Reproduce each line from the records that holds "version".

'''

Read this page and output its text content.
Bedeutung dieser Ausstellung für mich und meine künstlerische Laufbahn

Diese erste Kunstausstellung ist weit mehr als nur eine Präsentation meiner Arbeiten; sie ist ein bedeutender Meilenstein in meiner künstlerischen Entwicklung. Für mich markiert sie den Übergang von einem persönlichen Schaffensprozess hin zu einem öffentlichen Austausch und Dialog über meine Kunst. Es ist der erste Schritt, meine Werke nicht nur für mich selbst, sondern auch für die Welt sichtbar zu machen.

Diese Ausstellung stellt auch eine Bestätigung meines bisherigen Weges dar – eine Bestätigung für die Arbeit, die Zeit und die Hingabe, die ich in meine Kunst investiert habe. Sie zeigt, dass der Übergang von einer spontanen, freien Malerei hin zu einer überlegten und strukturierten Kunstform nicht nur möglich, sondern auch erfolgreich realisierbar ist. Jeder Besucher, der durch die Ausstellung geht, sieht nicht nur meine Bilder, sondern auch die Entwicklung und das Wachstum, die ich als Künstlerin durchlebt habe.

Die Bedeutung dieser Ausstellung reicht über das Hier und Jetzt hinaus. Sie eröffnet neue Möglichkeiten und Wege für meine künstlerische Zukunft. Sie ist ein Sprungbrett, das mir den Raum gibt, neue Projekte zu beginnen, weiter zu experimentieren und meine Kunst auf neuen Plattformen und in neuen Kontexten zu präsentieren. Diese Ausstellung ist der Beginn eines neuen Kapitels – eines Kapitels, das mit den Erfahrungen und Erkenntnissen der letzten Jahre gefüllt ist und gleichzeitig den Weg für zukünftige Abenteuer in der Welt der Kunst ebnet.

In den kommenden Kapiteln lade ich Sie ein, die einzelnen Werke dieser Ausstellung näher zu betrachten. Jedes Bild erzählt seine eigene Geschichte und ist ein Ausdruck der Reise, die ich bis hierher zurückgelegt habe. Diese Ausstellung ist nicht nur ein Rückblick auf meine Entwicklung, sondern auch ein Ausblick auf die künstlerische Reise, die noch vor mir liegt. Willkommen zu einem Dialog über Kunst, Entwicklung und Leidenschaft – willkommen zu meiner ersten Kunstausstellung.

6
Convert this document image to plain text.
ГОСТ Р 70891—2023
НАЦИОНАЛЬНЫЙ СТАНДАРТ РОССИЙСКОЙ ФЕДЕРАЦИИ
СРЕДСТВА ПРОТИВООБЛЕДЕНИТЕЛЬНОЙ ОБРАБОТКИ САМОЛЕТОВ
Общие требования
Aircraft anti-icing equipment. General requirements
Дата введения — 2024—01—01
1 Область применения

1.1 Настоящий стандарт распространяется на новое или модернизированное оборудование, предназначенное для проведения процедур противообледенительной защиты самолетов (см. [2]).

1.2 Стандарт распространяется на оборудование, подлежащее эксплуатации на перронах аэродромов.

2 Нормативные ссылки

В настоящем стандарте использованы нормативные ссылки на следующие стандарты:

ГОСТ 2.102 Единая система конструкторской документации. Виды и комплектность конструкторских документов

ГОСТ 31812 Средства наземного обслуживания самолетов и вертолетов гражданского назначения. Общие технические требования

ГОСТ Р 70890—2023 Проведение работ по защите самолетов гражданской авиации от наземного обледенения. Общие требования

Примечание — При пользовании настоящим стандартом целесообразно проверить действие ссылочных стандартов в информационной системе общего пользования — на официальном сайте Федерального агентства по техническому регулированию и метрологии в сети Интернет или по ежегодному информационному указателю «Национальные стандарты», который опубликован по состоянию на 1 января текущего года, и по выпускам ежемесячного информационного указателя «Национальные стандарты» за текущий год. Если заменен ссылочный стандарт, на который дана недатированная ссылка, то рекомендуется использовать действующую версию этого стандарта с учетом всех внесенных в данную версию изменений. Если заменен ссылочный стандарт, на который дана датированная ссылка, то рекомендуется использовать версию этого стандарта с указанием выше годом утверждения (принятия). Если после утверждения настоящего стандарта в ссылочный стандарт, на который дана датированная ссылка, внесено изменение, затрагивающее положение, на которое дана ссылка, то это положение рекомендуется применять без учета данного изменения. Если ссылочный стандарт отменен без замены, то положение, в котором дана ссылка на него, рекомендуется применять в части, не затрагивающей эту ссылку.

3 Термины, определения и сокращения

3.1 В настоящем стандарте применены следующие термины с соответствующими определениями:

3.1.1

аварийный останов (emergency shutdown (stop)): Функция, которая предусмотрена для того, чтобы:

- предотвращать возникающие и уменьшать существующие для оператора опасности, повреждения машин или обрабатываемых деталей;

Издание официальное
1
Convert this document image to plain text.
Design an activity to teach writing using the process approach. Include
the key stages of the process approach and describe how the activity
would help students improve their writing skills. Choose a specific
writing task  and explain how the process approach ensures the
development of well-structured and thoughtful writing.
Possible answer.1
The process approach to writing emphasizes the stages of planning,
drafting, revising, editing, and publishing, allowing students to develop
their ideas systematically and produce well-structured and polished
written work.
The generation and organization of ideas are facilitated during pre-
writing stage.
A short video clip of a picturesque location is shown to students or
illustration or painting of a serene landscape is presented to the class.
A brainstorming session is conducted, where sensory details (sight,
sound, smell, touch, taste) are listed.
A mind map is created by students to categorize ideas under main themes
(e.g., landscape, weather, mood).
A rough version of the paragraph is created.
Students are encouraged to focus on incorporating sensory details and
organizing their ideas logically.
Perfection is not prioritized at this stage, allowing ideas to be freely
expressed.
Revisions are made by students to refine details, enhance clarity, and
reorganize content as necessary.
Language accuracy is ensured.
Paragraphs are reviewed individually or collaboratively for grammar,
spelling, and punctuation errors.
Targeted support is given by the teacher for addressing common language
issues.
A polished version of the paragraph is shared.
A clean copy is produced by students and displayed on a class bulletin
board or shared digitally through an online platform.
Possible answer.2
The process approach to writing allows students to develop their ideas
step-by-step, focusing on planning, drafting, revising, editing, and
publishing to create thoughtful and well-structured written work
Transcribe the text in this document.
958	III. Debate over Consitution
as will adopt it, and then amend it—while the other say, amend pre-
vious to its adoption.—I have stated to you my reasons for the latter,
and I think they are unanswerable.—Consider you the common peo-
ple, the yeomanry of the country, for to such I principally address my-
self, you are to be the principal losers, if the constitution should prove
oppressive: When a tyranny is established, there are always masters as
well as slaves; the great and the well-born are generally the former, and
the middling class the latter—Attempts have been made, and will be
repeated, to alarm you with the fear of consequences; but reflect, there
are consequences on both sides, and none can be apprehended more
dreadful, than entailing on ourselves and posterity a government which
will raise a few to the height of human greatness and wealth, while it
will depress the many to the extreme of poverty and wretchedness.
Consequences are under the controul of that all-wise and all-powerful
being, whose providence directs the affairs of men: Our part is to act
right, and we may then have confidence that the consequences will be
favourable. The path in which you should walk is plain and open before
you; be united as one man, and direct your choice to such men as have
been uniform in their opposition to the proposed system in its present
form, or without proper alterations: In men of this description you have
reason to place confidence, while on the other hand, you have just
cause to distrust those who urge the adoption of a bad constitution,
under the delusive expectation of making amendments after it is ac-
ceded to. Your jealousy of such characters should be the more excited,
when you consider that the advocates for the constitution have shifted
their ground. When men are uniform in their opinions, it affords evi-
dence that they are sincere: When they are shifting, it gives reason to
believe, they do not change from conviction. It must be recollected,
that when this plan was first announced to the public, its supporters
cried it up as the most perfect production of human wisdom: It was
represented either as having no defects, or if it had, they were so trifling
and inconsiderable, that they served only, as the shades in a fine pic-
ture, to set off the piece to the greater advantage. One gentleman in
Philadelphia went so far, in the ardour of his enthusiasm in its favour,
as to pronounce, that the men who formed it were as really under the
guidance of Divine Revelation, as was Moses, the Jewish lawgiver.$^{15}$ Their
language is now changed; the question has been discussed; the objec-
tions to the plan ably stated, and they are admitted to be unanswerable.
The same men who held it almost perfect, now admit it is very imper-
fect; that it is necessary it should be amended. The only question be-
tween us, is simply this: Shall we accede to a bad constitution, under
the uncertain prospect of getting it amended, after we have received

'''

RIGHT ANSWER >>
A rough version of the paragraph is created.
A polished version of the paragraph is shared.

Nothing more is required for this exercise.